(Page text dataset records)
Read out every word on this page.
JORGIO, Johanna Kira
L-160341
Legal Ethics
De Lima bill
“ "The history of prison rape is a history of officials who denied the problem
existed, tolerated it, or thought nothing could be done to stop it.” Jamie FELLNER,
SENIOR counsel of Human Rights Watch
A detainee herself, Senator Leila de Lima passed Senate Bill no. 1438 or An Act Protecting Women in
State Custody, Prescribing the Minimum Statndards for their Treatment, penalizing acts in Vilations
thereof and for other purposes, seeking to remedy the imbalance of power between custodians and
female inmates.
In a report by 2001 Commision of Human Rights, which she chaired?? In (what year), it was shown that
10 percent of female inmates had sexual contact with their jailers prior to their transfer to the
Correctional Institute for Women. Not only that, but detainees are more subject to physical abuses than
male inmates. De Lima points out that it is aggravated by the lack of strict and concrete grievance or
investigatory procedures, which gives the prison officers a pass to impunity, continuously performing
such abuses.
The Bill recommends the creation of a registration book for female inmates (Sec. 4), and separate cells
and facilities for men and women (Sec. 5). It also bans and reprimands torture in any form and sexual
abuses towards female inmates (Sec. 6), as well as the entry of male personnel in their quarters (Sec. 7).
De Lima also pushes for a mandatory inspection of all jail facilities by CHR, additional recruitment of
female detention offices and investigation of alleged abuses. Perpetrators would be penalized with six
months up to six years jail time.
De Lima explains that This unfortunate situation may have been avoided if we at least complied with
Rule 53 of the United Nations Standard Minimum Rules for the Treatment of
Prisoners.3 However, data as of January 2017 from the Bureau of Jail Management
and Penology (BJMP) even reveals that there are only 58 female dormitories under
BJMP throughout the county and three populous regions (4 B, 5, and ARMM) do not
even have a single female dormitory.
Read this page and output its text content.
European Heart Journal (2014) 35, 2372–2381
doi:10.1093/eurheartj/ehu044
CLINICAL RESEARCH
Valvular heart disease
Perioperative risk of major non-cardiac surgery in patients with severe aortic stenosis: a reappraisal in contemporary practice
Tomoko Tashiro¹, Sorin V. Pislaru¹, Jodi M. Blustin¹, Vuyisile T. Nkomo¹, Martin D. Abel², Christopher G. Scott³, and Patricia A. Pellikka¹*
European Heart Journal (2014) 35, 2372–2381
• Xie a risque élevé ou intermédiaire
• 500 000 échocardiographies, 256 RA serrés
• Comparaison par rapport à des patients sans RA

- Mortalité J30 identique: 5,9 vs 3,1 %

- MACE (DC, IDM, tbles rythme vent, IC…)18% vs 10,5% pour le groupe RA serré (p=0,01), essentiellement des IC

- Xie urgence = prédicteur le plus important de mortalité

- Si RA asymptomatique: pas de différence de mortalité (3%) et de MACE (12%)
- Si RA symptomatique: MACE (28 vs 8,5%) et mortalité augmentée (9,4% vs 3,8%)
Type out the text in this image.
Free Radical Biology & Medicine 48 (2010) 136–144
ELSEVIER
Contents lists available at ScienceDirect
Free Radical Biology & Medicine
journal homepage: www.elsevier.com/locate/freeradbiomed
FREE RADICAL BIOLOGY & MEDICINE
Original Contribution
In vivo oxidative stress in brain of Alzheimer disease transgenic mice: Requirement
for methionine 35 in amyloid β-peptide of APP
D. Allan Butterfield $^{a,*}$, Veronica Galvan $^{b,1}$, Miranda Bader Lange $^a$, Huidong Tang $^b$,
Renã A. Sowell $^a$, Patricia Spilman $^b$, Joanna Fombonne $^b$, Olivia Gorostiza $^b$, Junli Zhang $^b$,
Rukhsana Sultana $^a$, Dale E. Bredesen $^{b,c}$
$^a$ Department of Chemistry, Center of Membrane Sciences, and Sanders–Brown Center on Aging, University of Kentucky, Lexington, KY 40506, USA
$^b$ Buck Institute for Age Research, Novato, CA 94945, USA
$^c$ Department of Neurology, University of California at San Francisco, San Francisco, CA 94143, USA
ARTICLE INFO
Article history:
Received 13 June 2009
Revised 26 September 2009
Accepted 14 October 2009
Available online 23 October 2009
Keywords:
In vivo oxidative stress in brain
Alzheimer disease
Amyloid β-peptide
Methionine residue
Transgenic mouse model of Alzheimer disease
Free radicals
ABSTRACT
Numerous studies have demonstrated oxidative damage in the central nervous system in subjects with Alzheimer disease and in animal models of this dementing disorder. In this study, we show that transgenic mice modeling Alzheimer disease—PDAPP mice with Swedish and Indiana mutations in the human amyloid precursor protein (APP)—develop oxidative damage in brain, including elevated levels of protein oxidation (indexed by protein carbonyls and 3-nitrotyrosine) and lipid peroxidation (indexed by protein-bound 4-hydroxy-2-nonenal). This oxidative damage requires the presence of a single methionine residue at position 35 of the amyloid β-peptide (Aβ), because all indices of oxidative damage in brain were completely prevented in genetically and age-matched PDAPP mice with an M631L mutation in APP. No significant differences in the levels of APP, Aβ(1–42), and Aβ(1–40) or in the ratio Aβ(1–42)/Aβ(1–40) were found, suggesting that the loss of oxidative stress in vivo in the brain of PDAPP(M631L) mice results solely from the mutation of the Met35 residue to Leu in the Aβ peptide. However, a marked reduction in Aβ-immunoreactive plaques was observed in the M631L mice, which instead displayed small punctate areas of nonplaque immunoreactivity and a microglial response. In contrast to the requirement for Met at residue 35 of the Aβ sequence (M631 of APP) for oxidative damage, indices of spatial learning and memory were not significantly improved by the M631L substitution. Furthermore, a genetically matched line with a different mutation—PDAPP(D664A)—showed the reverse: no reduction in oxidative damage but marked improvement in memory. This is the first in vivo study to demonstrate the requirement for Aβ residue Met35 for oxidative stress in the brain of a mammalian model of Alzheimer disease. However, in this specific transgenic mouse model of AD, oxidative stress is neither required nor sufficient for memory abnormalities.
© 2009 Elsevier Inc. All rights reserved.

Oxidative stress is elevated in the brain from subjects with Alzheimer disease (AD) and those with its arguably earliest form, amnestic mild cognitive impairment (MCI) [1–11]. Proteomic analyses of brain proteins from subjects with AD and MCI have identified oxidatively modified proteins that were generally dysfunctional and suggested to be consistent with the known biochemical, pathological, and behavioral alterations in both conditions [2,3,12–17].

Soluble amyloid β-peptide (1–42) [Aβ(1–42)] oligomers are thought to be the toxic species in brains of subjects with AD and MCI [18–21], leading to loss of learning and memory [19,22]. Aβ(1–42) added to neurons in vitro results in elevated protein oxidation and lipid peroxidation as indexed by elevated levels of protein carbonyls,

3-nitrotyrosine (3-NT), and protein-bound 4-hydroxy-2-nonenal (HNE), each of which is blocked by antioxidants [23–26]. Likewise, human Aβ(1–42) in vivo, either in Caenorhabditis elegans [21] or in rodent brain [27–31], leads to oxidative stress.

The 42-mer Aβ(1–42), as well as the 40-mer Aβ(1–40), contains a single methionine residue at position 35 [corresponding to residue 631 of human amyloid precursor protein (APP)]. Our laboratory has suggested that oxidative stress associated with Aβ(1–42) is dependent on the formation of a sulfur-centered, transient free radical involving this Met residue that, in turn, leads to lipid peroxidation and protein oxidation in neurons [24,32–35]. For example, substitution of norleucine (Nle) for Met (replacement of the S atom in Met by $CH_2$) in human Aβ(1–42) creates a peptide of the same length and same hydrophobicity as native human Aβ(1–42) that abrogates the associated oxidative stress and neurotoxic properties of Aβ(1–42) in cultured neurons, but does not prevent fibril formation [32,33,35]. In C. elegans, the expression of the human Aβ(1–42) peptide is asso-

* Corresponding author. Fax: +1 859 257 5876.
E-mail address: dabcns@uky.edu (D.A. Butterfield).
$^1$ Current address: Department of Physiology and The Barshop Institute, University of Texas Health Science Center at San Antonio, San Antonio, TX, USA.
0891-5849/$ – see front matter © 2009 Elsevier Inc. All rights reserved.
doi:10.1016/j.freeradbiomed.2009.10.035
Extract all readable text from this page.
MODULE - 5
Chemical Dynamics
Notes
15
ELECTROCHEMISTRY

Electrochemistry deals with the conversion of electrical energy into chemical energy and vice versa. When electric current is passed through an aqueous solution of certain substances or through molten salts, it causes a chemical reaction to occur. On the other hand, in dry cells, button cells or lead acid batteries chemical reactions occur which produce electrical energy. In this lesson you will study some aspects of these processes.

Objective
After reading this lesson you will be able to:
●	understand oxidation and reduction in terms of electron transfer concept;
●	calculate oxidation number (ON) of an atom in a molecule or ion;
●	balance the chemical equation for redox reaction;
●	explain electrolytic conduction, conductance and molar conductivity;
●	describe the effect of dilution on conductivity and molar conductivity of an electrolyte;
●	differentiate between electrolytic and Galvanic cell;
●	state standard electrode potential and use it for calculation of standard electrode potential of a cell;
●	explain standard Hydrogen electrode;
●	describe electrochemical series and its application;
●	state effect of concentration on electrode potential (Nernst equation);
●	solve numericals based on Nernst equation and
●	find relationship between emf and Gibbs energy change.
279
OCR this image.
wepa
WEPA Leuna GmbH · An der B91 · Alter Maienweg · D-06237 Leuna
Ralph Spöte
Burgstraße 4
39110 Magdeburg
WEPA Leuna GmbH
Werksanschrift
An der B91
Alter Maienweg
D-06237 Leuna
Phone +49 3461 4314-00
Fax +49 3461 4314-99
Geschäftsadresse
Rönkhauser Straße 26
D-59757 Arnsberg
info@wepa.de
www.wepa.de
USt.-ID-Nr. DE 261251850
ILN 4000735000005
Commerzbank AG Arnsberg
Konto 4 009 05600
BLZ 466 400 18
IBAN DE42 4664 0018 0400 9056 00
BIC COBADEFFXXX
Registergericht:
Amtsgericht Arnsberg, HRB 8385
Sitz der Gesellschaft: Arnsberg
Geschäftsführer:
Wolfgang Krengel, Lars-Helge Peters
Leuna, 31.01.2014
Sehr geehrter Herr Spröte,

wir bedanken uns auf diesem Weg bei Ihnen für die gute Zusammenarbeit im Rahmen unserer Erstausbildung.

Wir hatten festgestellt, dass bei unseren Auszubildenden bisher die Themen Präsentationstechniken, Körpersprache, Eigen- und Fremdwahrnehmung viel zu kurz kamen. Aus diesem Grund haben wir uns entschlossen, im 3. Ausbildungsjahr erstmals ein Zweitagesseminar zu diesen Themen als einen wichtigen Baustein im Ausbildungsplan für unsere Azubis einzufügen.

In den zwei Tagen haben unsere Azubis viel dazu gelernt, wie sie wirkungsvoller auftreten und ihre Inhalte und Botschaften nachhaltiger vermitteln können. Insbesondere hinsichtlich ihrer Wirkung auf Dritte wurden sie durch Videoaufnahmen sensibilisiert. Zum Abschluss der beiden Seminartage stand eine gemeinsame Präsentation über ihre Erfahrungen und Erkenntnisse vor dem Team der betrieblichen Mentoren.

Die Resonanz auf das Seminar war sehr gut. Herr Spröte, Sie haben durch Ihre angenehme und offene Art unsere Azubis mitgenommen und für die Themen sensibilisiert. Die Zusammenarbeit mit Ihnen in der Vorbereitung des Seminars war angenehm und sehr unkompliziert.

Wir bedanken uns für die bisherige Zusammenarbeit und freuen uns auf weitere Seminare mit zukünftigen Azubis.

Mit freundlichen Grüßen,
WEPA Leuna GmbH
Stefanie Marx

REQUIRED WORK
Check each line of the records for the word "Patricia", and show the lines that contain it.

TASK RESPONSE
Tomoko Tashiro¹, Sorin V. Pislaru¹, Jodi M. Blustin¹, Vuyisile T. Nkomo¹, Martin D. Abel², Christopher G. Scott³, and Patricia A. Pellikka¹*
Renã A. Sowell $^a$, Patricia Spilman $^b$, Joanna Fombonne $^b$, Olivia Gorostiza $^b$, Junli Zhang $^b$,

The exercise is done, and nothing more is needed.